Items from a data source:
------------------------------------------------------------------------

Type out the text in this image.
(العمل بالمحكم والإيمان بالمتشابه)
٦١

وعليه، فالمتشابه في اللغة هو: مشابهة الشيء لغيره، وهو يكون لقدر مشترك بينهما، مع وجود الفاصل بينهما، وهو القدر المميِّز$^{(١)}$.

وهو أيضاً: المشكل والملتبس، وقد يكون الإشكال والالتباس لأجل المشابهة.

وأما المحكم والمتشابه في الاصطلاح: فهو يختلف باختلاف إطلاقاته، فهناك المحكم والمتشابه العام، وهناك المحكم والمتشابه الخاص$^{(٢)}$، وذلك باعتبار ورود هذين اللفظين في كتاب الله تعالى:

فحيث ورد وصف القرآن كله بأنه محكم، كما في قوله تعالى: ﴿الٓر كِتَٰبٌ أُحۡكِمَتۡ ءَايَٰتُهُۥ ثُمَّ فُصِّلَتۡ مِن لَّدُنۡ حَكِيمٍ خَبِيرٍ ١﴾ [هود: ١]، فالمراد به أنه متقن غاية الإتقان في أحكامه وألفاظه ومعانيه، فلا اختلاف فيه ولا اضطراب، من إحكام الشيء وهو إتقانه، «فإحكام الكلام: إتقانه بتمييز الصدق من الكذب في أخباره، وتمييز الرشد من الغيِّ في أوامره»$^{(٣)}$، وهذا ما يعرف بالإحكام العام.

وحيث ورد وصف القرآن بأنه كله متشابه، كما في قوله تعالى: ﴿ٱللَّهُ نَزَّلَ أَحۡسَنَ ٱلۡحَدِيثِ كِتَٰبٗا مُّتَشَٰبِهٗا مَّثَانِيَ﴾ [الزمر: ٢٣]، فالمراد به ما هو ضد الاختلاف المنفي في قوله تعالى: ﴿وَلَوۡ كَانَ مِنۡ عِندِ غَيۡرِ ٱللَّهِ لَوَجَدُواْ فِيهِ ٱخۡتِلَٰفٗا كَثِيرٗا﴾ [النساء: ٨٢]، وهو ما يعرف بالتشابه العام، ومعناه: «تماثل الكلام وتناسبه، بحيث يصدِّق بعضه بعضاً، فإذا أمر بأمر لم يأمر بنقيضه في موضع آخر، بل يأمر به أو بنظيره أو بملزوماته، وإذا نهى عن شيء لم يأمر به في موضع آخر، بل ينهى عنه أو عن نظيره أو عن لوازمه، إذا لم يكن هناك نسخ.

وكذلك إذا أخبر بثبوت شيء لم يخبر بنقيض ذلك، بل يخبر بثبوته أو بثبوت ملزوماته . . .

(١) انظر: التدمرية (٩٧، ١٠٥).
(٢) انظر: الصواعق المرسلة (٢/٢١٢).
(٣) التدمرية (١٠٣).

------------------------------------------------------------------------

Out of the preceding entries, pull every line containing the string "التدمرية".

→ Worked answer
(١) انظر: التدمرية (٩٧، ١٠٥).
(٣) التدمرية (١٠٣).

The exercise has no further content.